> [The request]
Quote every line as written. Omit pictures.
>> Begin Records shown
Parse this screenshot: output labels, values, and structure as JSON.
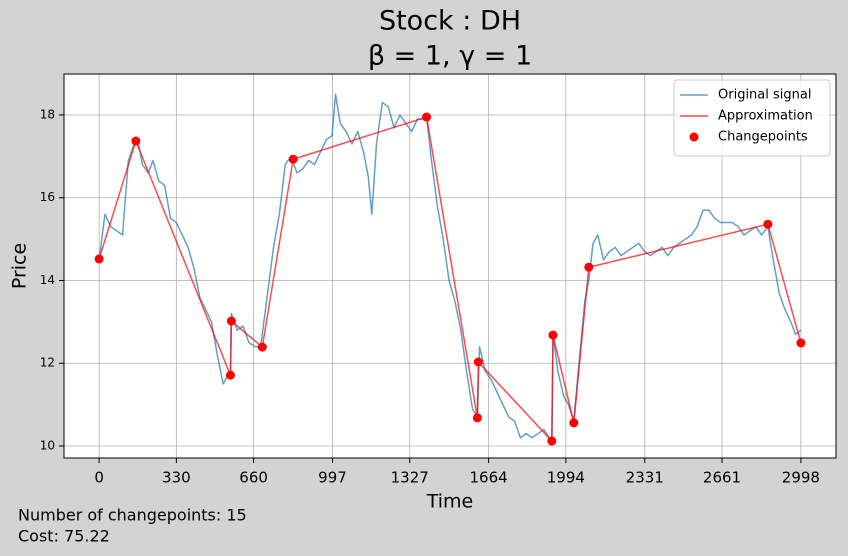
{
  "chart_data": {
    "type": "line",
    "title": "Stock : DH",
    "subtitle": "β = 1, γ = 1",
    "x_label": "Time",
    "y_label": "Price",
    "xlim": [
      -150,
      3148
    ],
    "ylim": [
      9.71,
      18.99
    ],
    "xticks": [
      0,
      330,
      660,
      997,
      1327,
      1664,
      1994,
      2331,
      2661,
      2998
    ],
    "yticks": [
      10,
      12,
      14,
      16,
      18
    ],
    "grid": true,
    "legend": "upper right",
    "series": [
      {
        "name": "Original signal",
        "style": "line",
        "color": "#1f77b4",
        "opacity": 0.7,
        "width": 1.5,
        "x": [
          0,
          25,
          50,
          75,
          100,
          125,
          150,
          165,
          185,
          210,
          230,
          255,
          280,
          305,
          330,
          355,
          380,
          405,
          430,
          455,
          480,
          505,
          530,
          550,
          561,
          565,
          590,
          615,
          640,
          665,
          690,
          720,
          745,
          770,
          795,
          820,
          845,
          870,
          895,
          920,
          945,
          970,
          995,
          1010,
          1030,
          1055,
          1080,
          1105,
          1130,
          1150,
          1165,
          1185,
          1210,
          1235,
          1260,
          1285,
          1310,
          1335,
          1360,
          1385,
          1400,
          1420,
          1445,
          1470,
          1495,
          1520,
          1545,
          1570,
          1595,
          1616,
          1625,
          1650,
          1675,
          1700,
          1725,
          1750,
          1775,
          1800,
          1825,
          1850,
          1875,
          1900,
          1934,
          1939,
          1960,
          1985,
          2005,
          2028,
          2050,
          2075,
          2092,
          2110,
          2130,
          2155,
          2180,
          2205,
          2230,
          2255,
          2280,
          2305,
          2330,
          2355,
          2380,
          2405,
          2430,
          2455,
          2480,
          2505,
          2530,
          2555,
          2580,
          2605,
          2630,
          2655,
          2680,
          2705,
          2730,
          2755,
          2780,
          2805,
          2830,
          2857,
          2880,
          2905,
          2930,
          2955,
          2975,
          2998
        ],
        "values": [
          14.5,
          15.6,
          15.3,
          15.2,
          15.1,
          16.9,
          17.3,
          17.4,
          16.8,
          16.6,
          16.9,
          16.4,
          16.3,
          15.5,
          15.4,
          15.1,
          14.8,
          14.3,
          13.6,
          13.3,
          13.0,
          12.2,
          11.5,
          11.7,
          11.7,
          13.2,
          12.8,
          12.9,
          12.5,
          12.4,
          12.4,
          13.7,
          14.8,
          15.6,
          16.8,
          17.0,
          16.6,
          16.7,
          16.9,
          16.8,
          17.1,
          17.4,
          17.5,
          18.5,
          17.8,
          17.6,
          17.3,
          17.6,
          17.1,
          16.5,
          15.6,
          17.3,
          18.3,
          18.2,
          17.7,
          18.0,
          17.8,
          17.6,
          17.9,
          17.9,
          17.9,
          16.9,
          15.8,
          15.0,
          14.0,
          13.5,
          12.8,
          11.8,
          10.9,
          10.7,
          12.4,
          11.8,
          11.6,
          11.3,
          11.0,
          10.7,
          10.6,
          10.2,
          10.3,
          10.2,
          10.3,
          10.4,
          10.1,
          12.7,
          11.8,
          11.2,
          11.0,
          10.6,
          12.0,
          13.5,
          14.0,
          14.9,
          15.1,
          14.5,
          14.7,
          14.8,
          14.6,
          14.7,
          14.8,
          14.9,
          14.7,
          14.6,
          14.7,
          14.8,
          14.6,
          14.8,
          14.9,
          15.0,
          15.1,
          15.3,
          15.7,
          15.7,
          15.5,
          15.4,
          15.4,
          15.4,
          15.3,
          15.1,
          15.2,
          15.3,
          15.1,
          15.3,
          14.5,
          13.7,
          13.3,
          13.0,
          12.7,
          12.8
        ]
      },
      {
        "name": "Approximation",
        "style": "line",
        "color": "#ff0000",
        "opacity": 0.7,
        "width": 1.5,
        "x": [
          0,
          157,
          561,
          565,
          697,
          829,
          1399,
          1616,
          1620,
          1934,
          1939,
          2028,
          2092,
          2857,
          2998
        ],
        "values": [
          14.52,
          17.37,
          11.71,
          13.02,
          12.39,
          16.93,
          17.95,
          10.68,
          12.03,
          10.12,
          12.68,
          10.56,
          14.32,
          15.36,
          12.49
        ]
      },
      {
        "name": "Changepoints",
        "style": "scatter",
        "color": "#ff0000",
        "opacity": 1,
        "x": [
          0,
          157,
          561,
          565,
          697,
          829,
          1399,
          1616,
          1620,
          1934,
          1939,
          2028,
          2092,
          2857,
          2998
        ],
        "values": [
          14.52,
          17.37,
          11.71,
          13.02,
          12.39,
          16.93,
          17.95,
          10.68,
          12.03,
          10.12,
          12.68,
          10.56,
          14.32,
          15.36,
          12.49
        ]
      }
    ],
    "annotations": [
      "Number of changepoints: 15",
      "Cost: 75.22"
    ]
  }
}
>> End Records shown
> [Exercise output]
Parse this screenshot: output labels, values, and structure as JSON.
{
  "chart_data": {
    "type": "line",
    "title": "Stock : DH",
    "subtitle": "β = 1, γ = 1",
    "x_label": "Time",
    "y_label": "Price",
    "xlim": [
      -150,
      3148
    ],
    "ylim": [
      9.71,
      18.99
    ],
    "xticks": [
      0,
      330,
      660,
      997,
      1327,
      1664,
      1994,
      2331,
      2661,
      2998
    ],
    "yticks": [
      10,
      12,
      14,
      16,
      18
    ],
    "grid": true,
    "legend": "upper right",
    "series": [
      {
        "name": "Original signal",
        "style": "line",
        "color": "#1f77b4",
        "opacity": 0.7,
        "width": 1.5,
        "x": [
          0,
          25,
          50,
          75,
          100,
          125,
          150,
          165,
          185,
          210,
          230,
          255,
          280,
          305,
          330,
          355,
          380,
          405,
          430,
          455,
          480,
          505,
          530,
          550,
          561,
          565,
          590,
          615,
          640,
          665,
          690,
          720,
          745,
          770,
          795,
          820,
          845,
          870,
          895,
          920,
          945,
          970,
          995,
          1010,
          1030,
          1055,
          1080,
          1105,
          1130,
          1150,
          1165,
          1185,
          1210,
          1235,
          1260,
          1285,
          1310,
          1335,
          1360,
          1385,
          1400,
          1420,
          1445,
          1470,
          1495,
          1520,
          1545,
          1570,
          1595,
          1616,
          1625,
          1650,
          1675,
          1700,
          1725,
          1750,
          1775,
          1800,
          1825,
          1850,
          1875,
          1900,
          1934,
          1939,
          1960,
          1985,
          2005,
          2028,
          2050,
          2075,
          2092,
          2110,
          2130,
          2155,
          2180,
          2205,
          2230,
          2255,
          2280,
          2305,
          2330,
          2355,
          2380,
          2405,
          2430,
          2455,
          2480,
          2505,
          2530,
          2555,
          2580,
          2605,
          2630,
          2655,
          2680,
          2705,
          2730,
          2755,
          2780,
          2805,
          2830,
          2857,
          2880,
          2905,
          2930,
          2955,
          2975,
          2998
        ],
        "values": [
          14.5,
          15.6,
          15.3,
          15.2,
          15.1,
          16.9,
          17.3,
          17.4,
          16.8,
          16.6,
          16.9,
          16.4,
          16.3,
          15.5,
          15.4,
          15.1,
          14.8,
          14.3,
          13.6,
          13.3,
          13.0,
          12.2,
          11.5,
          11.7,
          11.7,
          13.2,
          12.8,
          12.9,
          12.5,
          12.4,
          12.4,
          13.7,
          14.8,
          15.6,
          16.8,
          17.0,
          16.6,
          16.7,
          16.9,
          16.8,
          17.1,
          17.4,
          17.5,
          18.5,
          17.8,
          17.6,
          17.3,
          17.6,
          17.1,
          16.5,
          15.6,
          17.3,
          18.3,
          18.2,
          17.7,
          18.0,
          17.8,
          17.6,
          17.9,
          17.9,
          17.9,
          16.9,
          15.8,
          15.0,
          14.0,
          13.5,
          12.8,
          11.8,
          10.9,
          10.7,
          12.4,
          11.8,
          11.6,
          11.3,
          11.0,
          10.7,
          10.6,
          10.2,
          10.3,
          10.2,
          10.3,
          10.4,
          10.1,
          12.7,
          11.8,
          11.2,
          11.0,
          10.6,
          12.0,
          13.5,
          14.0,
          14.9,
          15.1,
          14.5,
          14.7,
          14.8,
          14.6,
          14.7,
          14.8,
          14.9,
          14.7,
          14.6,
          14.7,
          14.8,
          14.6,
          14.8,
          14.9,
          15.0,
          15.1,
          15.3,
          15.7,
          15.7,
          15.5,
          15.4,
          15.4,
          15.4,
          15.3,
          15.1,
          15.2,
          15.3,
          15.1,
          15.3,
          14.5,
          13.7,
          13.3,
          13.0,
          12.7,
          12.8
        ]
      },
      {
        "name": "Approximation",
        "style": "line",
        "color": "#ff0000",
        "opacity": 0.7,
        "width": 1.5,
        "x": [
          0,
          157,
          561,
          565,
          697,
          829,
          1399,
          1616,
          1620,
          1934,
          1939,
          2028,
          2092,
          2857,
          2998
        ],
        "values": [
          14.52,
          17.37,
          11.71,
          13.02,
          12.39,
          16.93,
          17.95,
          10.68,
          12.03,
          10.12,
          12.68,
          10.56,
          14.32,
          15.36,
          12.49
        ]
      },
      {
        "name": "Changepoints",
        "style": "scatter",
        "color": "#ff0000",
        "opacity": 1,
        "x": [
          0,
          157,
          561,
          565,
          697,
          829,
          1399,
          1616,
          1620,
          1934,
          1939,
          2028,
          2092,
          2857,
          2998
        ],
        "values": [
          14.52,
          17.37,
          11.71,
          13.02,
          12.39,
          16.93,
          17.95,
          10.68,
          12.03,
          10.12,
          12.68,
          10.56,
          14.32,
          15.36,
          12.49
        ]
      }
    ],
    "annotations": [
      "Number of changepoints: 15",
      "Cost: 75.22"
    ]
  }
}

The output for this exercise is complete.